WORK INSTRUCTIONS – Exact repetition is required: output every record in full.

--- START ---

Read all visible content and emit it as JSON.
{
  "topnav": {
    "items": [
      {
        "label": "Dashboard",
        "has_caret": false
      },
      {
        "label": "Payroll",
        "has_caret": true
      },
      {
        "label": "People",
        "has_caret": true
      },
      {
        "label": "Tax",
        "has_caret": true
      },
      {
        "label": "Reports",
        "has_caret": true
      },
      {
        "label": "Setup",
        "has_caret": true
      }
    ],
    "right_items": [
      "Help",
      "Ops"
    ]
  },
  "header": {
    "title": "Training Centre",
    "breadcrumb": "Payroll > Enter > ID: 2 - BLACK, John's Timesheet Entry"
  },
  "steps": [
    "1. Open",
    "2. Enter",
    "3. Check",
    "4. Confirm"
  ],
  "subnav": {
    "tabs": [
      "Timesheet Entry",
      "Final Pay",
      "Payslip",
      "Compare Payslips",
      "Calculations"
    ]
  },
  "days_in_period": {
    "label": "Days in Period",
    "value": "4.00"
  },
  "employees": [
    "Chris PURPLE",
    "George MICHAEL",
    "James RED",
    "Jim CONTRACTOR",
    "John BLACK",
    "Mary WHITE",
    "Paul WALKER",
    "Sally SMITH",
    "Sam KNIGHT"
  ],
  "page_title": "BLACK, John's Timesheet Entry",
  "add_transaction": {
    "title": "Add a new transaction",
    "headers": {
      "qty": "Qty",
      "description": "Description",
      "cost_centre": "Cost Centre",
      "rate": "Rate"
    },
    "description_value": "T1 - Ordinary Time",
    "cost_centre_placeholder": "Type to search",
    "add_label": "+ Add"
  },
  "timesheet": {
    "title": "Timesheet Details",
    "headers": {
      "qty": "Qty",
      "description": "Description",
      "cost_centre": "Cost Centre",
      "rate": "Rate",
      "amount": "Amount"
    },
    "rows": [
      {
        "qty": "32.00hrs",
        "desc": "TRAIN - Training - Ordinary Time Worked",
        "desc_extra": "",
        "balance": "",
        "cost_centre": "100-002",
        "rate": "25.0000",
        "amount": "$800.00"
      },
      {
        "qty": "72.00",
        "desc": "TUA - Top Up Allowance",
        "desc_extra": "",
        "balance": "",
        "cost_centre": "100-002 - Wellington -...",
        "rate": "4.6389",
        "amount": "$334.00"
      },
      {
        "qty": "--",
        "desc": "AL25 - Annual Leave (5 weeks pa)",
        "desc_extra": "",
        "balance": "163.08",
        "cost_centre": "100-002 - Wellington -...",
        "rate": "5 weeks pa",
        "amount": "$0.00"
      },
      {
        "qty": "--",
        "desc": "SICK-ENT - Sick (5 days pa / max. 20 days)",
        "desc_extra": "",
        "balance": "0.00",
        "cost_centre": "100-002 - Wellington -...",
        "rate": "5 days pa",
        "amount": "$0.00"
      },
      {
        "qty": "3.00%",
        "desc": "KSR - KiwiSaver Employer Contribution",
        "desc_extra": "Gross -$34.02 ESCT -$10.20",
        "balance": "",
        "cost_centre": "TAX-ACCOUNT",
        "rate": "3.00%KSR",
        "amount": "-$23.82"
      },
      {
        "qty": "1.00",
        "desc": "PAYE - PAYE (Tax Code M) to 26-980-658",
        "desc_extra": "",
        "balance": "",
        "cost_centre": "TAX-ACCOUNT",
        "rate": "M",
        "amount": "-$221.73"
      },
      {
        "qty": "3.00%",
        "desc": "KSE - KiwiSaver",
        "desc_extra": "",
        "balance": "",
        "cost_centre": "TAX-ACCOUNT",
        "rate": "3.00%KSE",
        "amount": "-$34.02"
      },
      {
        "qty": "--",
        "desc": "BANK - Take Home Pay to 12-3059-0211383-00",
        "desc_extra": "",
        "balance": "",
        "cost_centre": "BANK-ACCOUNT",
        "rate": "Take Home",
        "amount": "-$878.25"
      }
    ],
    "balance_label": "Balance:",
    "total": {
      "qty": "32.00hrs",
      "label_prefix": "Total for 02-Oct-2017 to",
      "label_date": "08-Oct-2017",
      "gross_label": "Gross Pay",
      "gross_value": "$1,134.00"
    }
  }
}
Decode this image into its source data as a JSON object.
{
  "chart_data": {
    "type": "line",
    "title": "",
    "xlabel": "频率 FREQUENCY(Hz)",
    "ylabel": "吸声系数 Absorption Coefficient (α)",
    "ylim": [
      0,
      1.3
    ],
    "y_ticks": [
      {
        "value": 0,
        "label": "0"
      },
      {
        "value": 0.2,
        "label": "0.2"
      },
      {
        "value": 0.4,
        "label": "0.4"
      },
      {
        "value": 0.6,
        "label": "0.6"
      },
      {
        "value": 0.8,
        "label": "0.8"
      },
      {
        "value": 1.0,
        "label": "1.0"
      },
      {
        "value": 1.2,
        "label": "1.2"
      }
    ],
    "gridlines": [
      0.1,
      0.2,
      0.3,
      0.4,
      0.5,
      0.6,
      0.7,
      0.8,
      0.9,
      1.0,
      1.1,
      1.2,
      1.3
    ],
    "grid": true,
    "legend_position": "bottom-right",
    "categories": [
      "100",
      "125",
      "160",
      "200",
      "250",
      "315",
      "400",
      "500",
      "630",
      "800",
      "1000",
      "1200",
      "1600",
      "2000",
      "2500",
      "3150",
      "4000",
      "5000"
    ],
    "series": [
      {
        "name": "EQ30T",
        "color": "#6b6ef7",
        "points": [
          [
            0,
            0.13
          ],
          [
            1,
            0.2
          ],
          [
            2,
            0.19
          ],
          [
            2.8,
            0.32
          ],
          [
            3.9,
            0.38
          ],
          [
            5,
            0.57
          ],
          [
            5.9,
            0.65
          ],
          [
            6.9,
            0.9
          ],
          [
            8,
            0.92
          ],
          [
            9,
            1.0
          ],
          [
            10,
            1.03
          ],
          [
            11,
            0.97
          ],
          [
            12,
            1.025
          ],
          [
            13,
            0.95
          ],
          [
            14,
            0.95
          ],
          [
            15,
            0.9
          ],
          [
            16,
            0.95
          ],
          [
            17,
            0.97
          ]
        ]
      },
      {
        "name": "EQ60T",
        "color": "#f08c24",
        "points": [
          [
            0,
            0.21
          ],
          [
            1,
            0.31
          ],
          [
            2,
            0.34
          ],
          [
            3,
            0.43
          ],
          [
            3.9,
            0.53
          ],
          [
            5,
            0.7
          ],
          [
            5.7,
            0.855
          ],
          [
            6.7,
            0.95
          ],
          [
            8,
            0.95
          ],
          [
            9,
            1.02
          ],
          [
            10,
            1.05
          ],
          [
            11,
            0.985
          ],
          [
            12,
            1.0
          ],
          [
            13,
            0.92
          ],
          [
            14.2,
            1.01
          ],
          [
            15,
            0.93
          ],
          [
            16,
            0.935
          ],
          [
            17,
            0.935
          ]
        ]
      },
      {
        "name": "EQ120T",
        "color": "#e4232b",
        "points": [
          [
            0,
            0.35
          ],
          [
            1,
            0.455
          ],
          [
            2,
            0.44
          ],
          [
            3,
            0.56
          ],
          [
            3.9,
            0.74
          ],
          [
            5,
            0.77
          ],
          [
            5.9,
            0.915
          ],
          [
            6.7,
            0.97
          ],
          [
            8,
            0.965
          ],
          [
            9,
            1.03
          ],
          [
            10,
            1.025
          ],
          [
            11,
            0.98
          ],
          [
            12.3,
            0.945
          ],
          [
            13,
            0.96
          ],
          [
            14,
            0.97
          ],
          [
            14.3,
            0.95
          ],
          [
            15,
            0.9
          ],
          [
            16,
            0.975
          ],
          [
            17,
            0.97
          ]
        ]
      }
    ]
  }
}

--- END ---

SOLUTION FOR THIS EXERCISE –
Read all visible content and emit it as JSON.
{
  "topnav": {
    "items": [
      {
        "label": "Dashboard",
        "has_caret": false
      },
      {
        "label": "Payroll",
        "has_caret": true
      },
      {
        "label": "People",
        "has_caret": true
      },
      {
        "label": "Tax",
        "has_caret": true
      },
      {
        "label": "Reports",
        "has_caret": true
      },
      {
        "label": "Setup",
        "has_caret": true
      }
    ],
    "right_items": [
      "Help",
      "Ops"
    ]
  },
  "header": {
    "title": "Training Centre",
    "breadcrumb": "Payroll > Enter > ID: 2 - BLACK, John's Timesheet Entry"
  },
  "steps": [
    "1. Open",
    "2. Enter",
    "3. Check",
    "4. Confirm"
  ],
  "subnav": {
    "tabs": [
      "Timesheet Entry",
      "Final Pay",
      "Payslip",
      "Compare Payslips",
      "Calculations"
    ]
  },
  "days_in_period": {
    "label": "Days in Period",
    "value": "4.00"
  },
  "employees": [
    "Chris PURPLE",
    "George MICHAEL",
    "James RED",
    "Jim CONTRACTOR",
    "John BLACK",
    "Mary WHITE",
    "Paul WALKER",
    "Sally SMITH",
    "Sam KNIGHT"
  ],
  "page_title": "BLACK, John's Timesheet Entry",
  "add_transaction": {
    "title": "Add a new transaction",
    "headers": {
      "qty": "Qty",
      "description": "Description",
      "cost_centre": "Cost Centre",
      "rate": "Rate"
    },
    "description_value": "T1 - Ordinary Time",
    "cost_centre_placeholder": "Type to search",
    "add_label": "+ Add"
  },
  "timesheet": {
    "title": "Timesheet Details",
    "headers": {
      "qty": "Qty",
      "description": "Description",
      "cost_centre": "Cost Centre",
      "rate": "Rate",
      "amount": "Amount"
    },
    "rows": [
      {
        "qty": "32.00hrs",
        "desc": "TRAIN - Training - Ordinary Time Worked",
        "desc_extra": "",
        "balance": "",
        "cost_centre": "100-002",
        "rate": "25.0000",
        "amount": "$800.00"
      },
      {
        "qty": "72.00",
        "desc": "TUA - Top Up Allowance",
        "desc_extra": "",
        "balance": "",
        "cost_centre": "100-002 - Wellington -...",
        "rate": "4.6389",
        "amount": "$334.00"
      },
      {
        "qty": "--",
        "desc": "AL25 - Annual Leave (5 weeks pa)",
        "desc_extra": "",
        "balance": "163.08",
        "cost_centre": "100-002 - Wellington -...",
        "rate": "5 weeks pa",
        "amount": "$0.00"
      },
      {
        "qty": "--",
        "desc": "SICK-ENT - Sick (5 days pa / max. 20 days)",
        "desc_extra": "",
        "balance": "0.00",
        "cost_centre": "100-002 - Wellington -...",
        "rate": "5 days pa",
        "amount": "$0.00"
      },
      {
        "qty": "3.00%",
        "desc": "KSR - KiwiSaver Employer Contribution",
        "desc_extra": "Gross -$34.02 ESCT -$10.20",
        "balance": "",
        "cost_centre": "TAX-ACCOUNT",
        "rate": "3.00%KSR",
        "amount": "-$23.82"
      },
      {
        "qty": "1.00",
        "desc": "PAYE - PAYE (Tax Code M) to 26-980-658",
        "desc_extra": "",
        "balance": "",
        "cost_centre": "TAX-ACCOUNT",
        "rate": "M",
        "amount": "-$221.73"
      },
      {
        "qty": "3.00%",
        "desc": "KSE - KiwiSaver",
        "desc_extra": "",
        "balance": "",
        "cost_centre": "TAX-ACCOUNT",
        "rate": "3.00%KSE",
        "amount": "-$34.02"
      },
      {
        "qty": "--",
        "desc": "BANK - Take Home Pay to 12-3059-0211383-00",
        "desc_extra": "",
        "balance": "",
        "cost_centre": "BANK-ACCOUNT",
        "rate": "Take Home",
        "amount": "-$878.25"
      }
    ],
    "balance_label": "Balance:",
    "total": {
      "qty": "32.00hrs",
      "label_prefix": "Total for 02-Oct-2017 to",
      "label_date": "08-Oct-2017",
      "gross_label": "Gross Pay",
      "gross_value": "$1,134.00"
    }
  }
}
Decode this image into its source data as a JSON object.
{
  "chart_data": {
    "type": "line",
    "title": "",
    "xlabel": "频率 FREQUENCY(Hz)",
    "ylabel": "吸声系数 Absorption Coefficient (α)",
    "ylim": [
      0,
      1.3
    ],
    "y_ticks": [
      {
        "value": 0,
        "label": "0"
      },
      {
        "value": 0.2,
        "label": "0.2"
      },
      {
        "value": 0.4,
        "label": "0.4"
      },
      {
        "value": 0.6,
        "label": "0.6"
      },
      {
        "value": 0.8,
        "label": "0.8"
      },
      {
        "value": 1.0,
        "label": "1.0"
      },
      {
        "value": 1.2,
        "label": "1.2"
      }
    ],
    "gridlines": [
      0.1,
      0.2,
      0.3,
      0.4,
      0.5,
      0.6,
      0.7,
      0.8,
      0.9,
      1.0,
      1.1,
      1.2,
      1.3
    ],
    "grid": true,
    "legend_position": "bottom-right",
    "categories": [
      "100",
      "125",
      "160",
      "200",
      "250",
      "315",
      "400",
      "500",
      "630",
      "800",
      "1000",
      "1200",
      "1600",
      "2000",
      "2500",
      "3150",
      "4000",
      "5000"
    ],
    "series": [
      {
        "name": "EQ30T",
        "color": "#6b6ef7",
        "points": [
          [
            0,
            0.13
          ],
          [
            1,
            0.2
          ],
          [
            2,
            0.19
          ],
          [
            2.8,
            0.32
          ],
          [
            3.9,
            0.38
          ],
          [
            5,
            0.57
          ],
          [
            5.9,
            0.65
          ],
          [
            6.9,
            0.9
          ],
          [
            8,
            0.92
          ],
          [
            9,
            1.0
          ],
          [
            10,
            1.03
          ],
          [
            11,
            0.97
          ],
          [
            12,
            1.025
          ],
          [
            13,
            0.95
          ],
          [
            14,
            0.95
          ],
          [
            15,
            0.9
          ],
          [
            16,
            0.95
          ],
          [
            17,
            0.97
          ]
        ]
      },
      {
        "name": "EQ60T",
        "color": "#f08c24",
        "points": [
          [
            0,
            0.21
          ],
          [
            1,
            0.31
          ],
          [
            2,
            0.34
          ],
          [
            3,
            0.43
          ],
          [
            3.9,
            0.53
          ],
          [
            5,
            0.7
          ],
          [
            5.7,
            0.855
          ],
          [
            6.7,
            0.95
          ],
          [
            8,
            0.95
          ],
          [
            9,
            1.02
          ],
          [
            10,
            1.05
          ],
          [
            11,
            0.985
          ],
          [
            12,
            1.0
          ],
          [
            13,
            0.92
          ],
          [
            14.2,
            1.01
          ],
          [
            15,
            0.93
          ],
          [
            16,
            0.935
          ],
          [
            17,
            0.935
          ]
        ]
      },
      {
        "name": "EQ120T",
        "color": "#e4232b",
        "points": [
          [
            0,
            0.35
          ],
          [
            1,
            0.455
          ],
          [
            2,
            0.44
          ],
          [
            3,
            0.56
          ],
          [
            3.9,
            0.74
          ],
          [
            5,
            0.77
          ],
          [
            5.9,
            0.915
          ],
          [
            6.7,
            0.97
          ],
          [
            8,
            0.965
          ],
          [
            9,
            1.03
          ],
          [
            10,
            1.025
          ],
          [
            11,
            0.98
          ],
          [
            12.3,
            0.945
          ],
          [
            13,
            0.96
          ],
          [
            14,
            0.97
          ],
          [
            14.3,
            0.95
          ],
          [
            15,
            0.9
          ],
          [
            16,
            0.975
          ],
          [
            17,
            0.97
          ]
        ]
      }
    ]
  }
}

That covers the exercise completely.